## REQUEST
Reproduce each of the records below word for word, without leaving anything out or changing anything.

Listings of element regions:
• • •

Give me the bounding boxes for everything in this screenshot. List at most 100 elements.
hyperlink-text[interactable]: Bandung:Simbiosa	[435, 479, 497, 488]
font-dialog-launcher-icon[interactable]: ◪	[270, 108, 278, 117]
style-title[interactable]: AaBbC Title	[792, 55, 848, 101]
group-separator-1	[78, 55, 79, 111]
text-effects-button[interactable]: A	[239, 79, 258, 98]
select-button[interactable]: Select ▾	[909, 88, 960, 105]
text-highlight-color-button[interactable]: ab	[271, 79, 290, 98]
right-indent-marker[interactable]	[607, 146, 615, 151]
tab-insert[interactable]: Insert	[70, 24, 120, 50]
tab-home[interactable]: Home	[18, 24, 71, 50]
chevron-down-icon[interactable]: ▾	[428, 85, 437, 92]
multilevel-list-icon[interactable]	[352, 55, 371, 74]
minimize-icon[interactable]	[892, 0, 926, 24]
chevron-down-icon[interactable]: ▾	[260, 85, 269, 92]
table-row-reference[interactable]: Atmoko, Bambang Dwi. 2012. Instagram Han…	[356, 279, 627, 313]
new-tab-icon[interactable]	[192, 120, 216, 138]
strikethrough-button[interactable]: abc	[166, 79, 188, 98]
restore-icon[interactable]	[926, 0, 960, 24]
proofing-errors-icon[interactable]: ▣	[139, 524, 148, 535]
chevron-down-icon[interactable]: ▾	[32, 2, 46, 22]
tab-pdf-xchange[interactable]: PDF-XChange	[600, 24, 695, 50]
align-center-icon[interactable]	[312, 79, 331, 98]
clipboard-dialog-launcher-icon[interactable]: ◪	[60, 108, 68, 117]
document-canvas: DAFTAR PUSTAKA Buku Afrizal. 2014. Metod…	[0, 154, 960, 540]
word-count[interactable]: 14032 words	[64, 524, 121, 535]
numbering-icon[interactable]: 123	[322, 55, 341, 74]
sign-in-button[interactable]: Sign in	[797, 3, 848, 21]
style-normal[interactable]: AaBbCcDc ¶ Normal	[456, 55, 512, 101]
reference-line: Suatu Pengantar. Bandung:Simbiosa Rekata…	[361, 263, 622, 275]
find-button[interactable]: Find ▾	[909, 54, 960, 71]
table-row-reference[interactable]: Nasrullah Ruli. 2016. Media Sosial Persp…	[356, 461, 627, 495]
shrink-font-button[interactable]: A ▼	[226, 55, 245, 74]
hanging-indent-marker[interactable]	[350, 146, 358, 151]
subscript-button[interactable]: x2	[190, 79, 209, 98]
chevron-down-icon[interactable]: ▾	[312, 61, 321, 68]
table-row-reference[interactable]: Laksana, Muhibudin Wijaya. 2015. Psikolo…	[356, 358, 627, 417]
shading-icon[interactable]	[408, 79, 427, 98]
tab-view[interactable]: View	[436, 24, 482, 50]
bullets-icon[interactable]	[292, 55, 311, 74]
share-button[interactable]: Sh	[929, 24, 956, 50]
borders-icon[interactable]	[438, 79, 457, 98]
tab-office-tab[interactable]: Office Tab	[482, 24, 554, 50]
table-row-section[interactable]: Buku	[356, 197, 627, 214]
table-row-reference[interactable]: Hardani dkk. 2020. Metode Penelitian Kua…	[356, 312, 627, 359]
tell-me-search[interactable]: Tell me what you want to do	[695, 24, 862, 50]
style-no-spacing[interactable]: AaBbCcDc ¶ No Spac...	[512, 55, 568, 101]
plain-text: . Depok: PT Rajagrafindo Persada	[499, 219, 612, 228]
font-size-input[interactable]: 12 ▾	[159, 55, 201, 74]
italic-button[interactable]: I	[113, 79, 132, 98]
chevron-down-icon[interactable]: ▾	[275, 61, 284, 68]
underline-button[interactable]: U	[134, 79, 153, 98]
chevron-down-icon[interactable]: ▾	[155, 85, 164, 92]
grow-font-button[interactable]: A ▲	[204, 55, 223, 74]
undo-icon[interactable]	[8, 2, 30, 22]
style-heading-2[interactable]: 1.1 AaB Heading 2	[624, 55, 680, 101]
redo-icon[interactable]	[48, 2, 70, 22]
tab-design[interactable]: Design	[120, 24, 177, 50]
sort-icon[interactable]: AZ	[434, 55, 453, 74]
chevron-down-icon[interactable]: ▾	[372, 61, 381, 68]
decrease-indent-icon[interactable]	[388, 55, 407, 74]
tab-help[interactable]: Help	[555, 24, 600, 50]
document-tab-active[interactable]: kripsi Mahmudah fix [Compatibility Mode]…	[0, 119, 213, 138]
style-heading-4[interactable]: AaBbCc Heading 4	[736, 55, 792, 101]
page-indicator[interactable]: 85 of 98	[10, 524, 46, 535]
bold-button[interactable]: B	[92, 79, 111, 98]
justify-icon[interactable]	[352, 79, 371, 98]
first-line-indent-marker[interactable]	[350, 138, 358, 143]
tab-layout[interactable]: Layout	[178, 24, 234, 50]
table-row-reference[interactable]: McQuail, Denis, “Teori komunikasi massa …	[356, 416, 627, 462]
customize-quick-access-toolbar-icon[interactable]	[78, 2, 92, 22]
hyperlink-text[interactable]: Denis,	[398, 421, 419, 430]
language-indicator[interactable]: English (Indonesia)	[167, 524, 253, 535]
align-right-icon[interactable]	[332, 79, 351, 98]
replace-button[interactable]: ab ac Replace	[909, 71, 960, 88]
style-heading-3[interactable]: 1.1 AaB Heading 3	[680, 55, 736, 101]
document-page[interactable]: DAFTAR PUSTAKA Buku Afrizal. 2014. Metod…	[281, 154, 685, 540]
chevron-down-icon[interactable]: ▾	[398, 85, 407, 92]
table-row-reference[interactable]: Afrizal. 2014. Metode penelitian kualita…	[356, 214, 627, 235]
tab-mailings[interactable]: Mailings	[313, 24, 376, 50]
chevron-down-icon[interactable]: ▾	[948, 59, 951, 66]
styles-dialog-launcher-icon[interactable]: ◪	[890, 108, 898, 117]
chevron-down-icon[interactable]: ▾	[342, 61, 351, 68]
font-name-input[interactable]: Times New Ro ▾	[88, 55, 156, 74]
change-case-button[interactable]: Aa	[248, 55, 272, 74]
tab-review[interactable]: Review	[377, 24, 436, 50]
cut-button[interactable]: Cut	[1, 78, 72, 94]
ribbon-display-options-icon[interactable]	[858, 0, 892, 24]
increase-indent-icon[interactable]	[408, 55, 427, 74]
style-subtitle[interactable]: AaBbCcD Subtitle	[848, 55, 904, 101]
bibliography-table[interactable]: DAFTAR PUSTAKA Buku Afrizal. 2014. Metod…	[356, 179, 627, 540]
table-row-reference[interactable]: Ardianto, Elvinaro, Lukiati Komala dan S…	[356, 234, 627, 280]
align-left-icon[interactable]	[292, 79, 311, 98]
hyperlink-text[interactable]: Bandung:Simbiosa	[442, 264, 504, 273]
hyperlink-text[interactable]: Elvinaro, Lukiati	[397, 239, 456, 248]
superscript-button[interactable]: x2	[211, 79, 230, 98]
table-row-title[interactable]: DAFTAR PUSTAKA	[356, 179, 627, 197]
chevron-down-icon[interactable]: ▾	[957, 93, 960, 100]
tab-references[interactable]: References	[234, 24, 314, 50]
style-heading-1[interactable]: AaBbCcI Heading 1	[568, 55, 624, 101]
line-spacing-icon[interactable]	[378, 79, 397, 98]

• • •

## ANSWER FOR THIS EXERCISE
Give me the bounding boxes for everything in this screenshot. List at most 100 elements.
hyperlink-text[interactable]: Bandung:Simbiosa	[435, 479, 497, 488]
font-dialog-launcher-icon[interactable]: ◪	[270, 108, 278, 117]
style-title[interactable]: AaBbC Title	[792, 55, 848, 101]
group-separator-1	[78, 55, 79, 111]
text-effects-button[interactable]: A	[239, 79, 258, 98]
select-button[interactable]: Select ▾	[909, 88, 960, 105]
text-highlight-color-button[interactable]: ab	[271, 79, 290, 98]
right-indent-marker[interactable]	[607, 146, 615, 151]
tab-insert[interactable]: Insert	[70, 24, 120, 50]
tab-home[interactable]: Home	[18, 24, 71, 50]
chevron-down-icon[interactable]: ▾	[428, 85, 437, 92]
multilevel-list-icon[interactable]	[352, 55, 371, 74]
minimize-icon[interactable]	[892, 0, 926, 24]
chevron-down-icon[interactable]: ▾	[260, 85, 269, 92]
table-row-reference[interactable]: Atmoko, Bambang Dwi. 2012. Instagram Han…	[356, 279, 627, 313]
new-tab-icon[interactable]	[192, 120, 216, 138]
strikethrough-button[interactable]: abc	[166, 79, 188, 98]
restore-icon[interactable]	[926, 0, 960, 24]
proofing-errors-icon[interactable]: ▣	[139, 524, 148, 535]
chevron-down-icon[interactable]: ▾	[32, 2, 46, 22]
tab-pdf-xchange[interactable]: PDF-XChange	[600, 24, 695, 50]
align-center-icon[interactable]	[312, 79, 331, 98]
clipboard-dialog-launcher-icon[interactable]: ◪	[60, 108, 68, 117]
document-canvas: DAFTAR PUSTAKA Buku Afrizal. 2014. Metod…	[0, 154, 960, 540]
word-count[interactable]: 14032 words	[64, 524, 121, 535]
numbering-icon[interactable]: 123	[322, 55, 341, 74]
sign-in-button[interactable]: Sign in	[797, 3, 848, 21]
style-normal[interactable]: AaBbCcDc ¶ Normal	[456, 55, 512, 101]
reference-line: Suatu Pengantar. Bandung:Simbiosa Rekata…	[361, 263, 622, 275]
find-button[interactable]: Find ▾	[909, 54, 960, 71]
table-row-reference[interactable]: Nasrullah Ruli. 2016. Media Sosial Persp…	[356, 461, 627, 495]
shrink-font-button[interactable]: A ▼	[226, 55, 245, 74]
hanging-indent-marker[interactable]	[350, 146, 358, 151]
subscript-button[interactable]: x2	[190, 79, 209, 98]
chevron-down-icon[interactable]: ▾	[312, 61, 321, 68]
table-row-reference[interactable]: Laksana, Muhibudin Wijaya. 2015. Psikolo…	[356, 358, 627, 417]
shading-icon[interactable]	[408, 79, 427, 98]
tab-view[interactable]: View	[436, 24, 482, 50]
bullets-icon[interactable]	[292, 55, 311, 74]
share-button[interactable]: Sh	[929, 24, 956, 50]
borders-icon[interactable]	[438, 79, 457, 98]
tab-office-tab[interactable]: Office Tab	[482, 24, 554, 50]
table-row-section[interactable]: Buku	[356, 197, 627, 214]
table-row-reference[interactable]: Hardani dkk. 2020. Metode Penelitian Kua…	[356, 312, 627, 359]
tell-me-search[interactable]: Tell me what you want to do	[695, 24, 862, 50]
style-no-spacing[interactable]: AaBbCcDc ¶ No Spac...	[512, 55, 568, 101]
plain-text: . Depok: PT Rajagrafindo Persada	[499, 219, 612, 228]
font-size-input[interactable]: 12 ▾	[159, 55, 201, 74]
italic-button[interactable]: I	[113, 79, 132, 98]
chevron-down-icon[interactable]: ▾	[275, 61, 284, 68]
underline-button[interactable]: U	[134, 79, 153, 98]
chevron-down-icon[interactable]: ▾	[155, 85, 164, 92]
grow-font-button[interactable]: A ▲	[204, 55, 223, 74]
undo-icon[interactable]	[8, 2, 30, 22]
style-heading-2[interactable]: 1.1 AaB Heading 2	[624, 55, 680, 101]
redo-icon[interactable]	[48, 2, 70, 22]
tab-design[interactable]: Design	[120, 24, 177, 50]
sort-icon[interactable]: AZ	[434, 55, 453, 74]
chevron-down-icon[interactable]: ▾	[372, 61, 381, 68]
decrease-indent-icon[interactable]	[388, 55, 407, 74]
tab-help[interactable]: Help	[555, 24, 600, 50]
document-tab-active[interactable]: kripsi Mahmudah fix [Compatibility Mode]…	[0, 119, 213, 138]
style-heading-4[interactable]: AaBbCc Heading 4	[736, 55, 792, 101]
page-indicator[interactable]: 85 of 98	[10, 524, 46, 535]
bold-button[interactable]: B	[92, 79, 111, 98]
justify-icon[interactable]	[352, 79, 371, 98]
first-line-indent-marker[interactable]	[350, 138, 358, 143]
tab-layout[interactable]: Layout	[178, 24, 234, 50]
table-row-reference[interactable]: McQuail, Denis, “Teori komunikasi massa …	[356, 416, 627, 462]
customize-quick-access-toolbar-icon[interactable]	[78, 2, 92, 22]
hyperlink-text[interactable]: Denis,	[398, 421, 419, 430]
language-indicator[interactable]: English (Indonesia)	[167, 524, 253, 535]
align-right-icon[interactable]	[332, 79, 351, 98]
replace-button[interactable]: ab ac Replace	[909, 71, 960, 88]
style-heading-3[interactable]: 1.1 AaB Heading 3	[680, 55, 736, 101]
document-page[interactable]: DAFTAR PUSTAKA Buku Afrizal. 2014. Metod…	[281, 154, 685, 540]
chevron-down-icon[interactable]: ▾	[398, 85, 407, 92]
table-row-reference[interactable]: Afrizal. 2014. Metode penelitian kualita…	[356, 214, 627, 235]
tab-mailings[interactable]: Mailings	[313, 24, 376, 50]
chevron-down-icon[interactable]: ▾	[948, 59, 951, 66]
styles-dialog-launcher-icon[interactable]: ◪	[890, 108, 898, 117]
chevron-down-icon[interactable]: ▾	[342, 61, 351, 68]
font-name-input[interactable]: Times New Ro ▾	[88, 55, 156, 74]
change-case-button[interactable]: Aa	[248, 55, 272, 74]
tab-review[interactable]: Review	[377, 24, 436, 50]
cut-button[interactable]: Cut	[1, 78, 72, 94]
ribbon-display-options-icon[interactable]	[858, 0, 892, 24]
increase-indent-icon[interactable]	[408, 55, 427, 74]
style-subtitle[interactable]: AaBbCcD Subtitle	[848, 55, 904, 101]
bibliography-table[interactable]: DAFTAR PUSTAKA Buku Afrizal. 2014. Metod…	[356, 179, 627, 540]
table-row-reference[interactable]: Ardianto, Elvinaro, Lukiati Komala dan S…	[356, 234, 627, 280]
align-left-icon[interactable]	[292, 79, 311, 98]
hyperlink-text[interactable]: Bandung:Simbiosa	[442, 264, 504, 273]
hyperlink-text[interactable]: Elvinaro, Lukiati	[397, 239, 456, 248]
superscript-button[interactable]: x2	[211, 79, 230, 98]
table-row-title[interactable]: DAFTAR PUSTAKA	[356, 179, 627, 197]
chevron-down-icon[interactable]: ▾	[957, 93, 960, 100]
tab-references[interactable]: References	[234, 24, 314, 50]
style-heading-1[interactable]: AaBbCcI Heading 1	[568, 55, 624, 101]
line-spacing-icon[interactable]	[378, 79, 397, 98]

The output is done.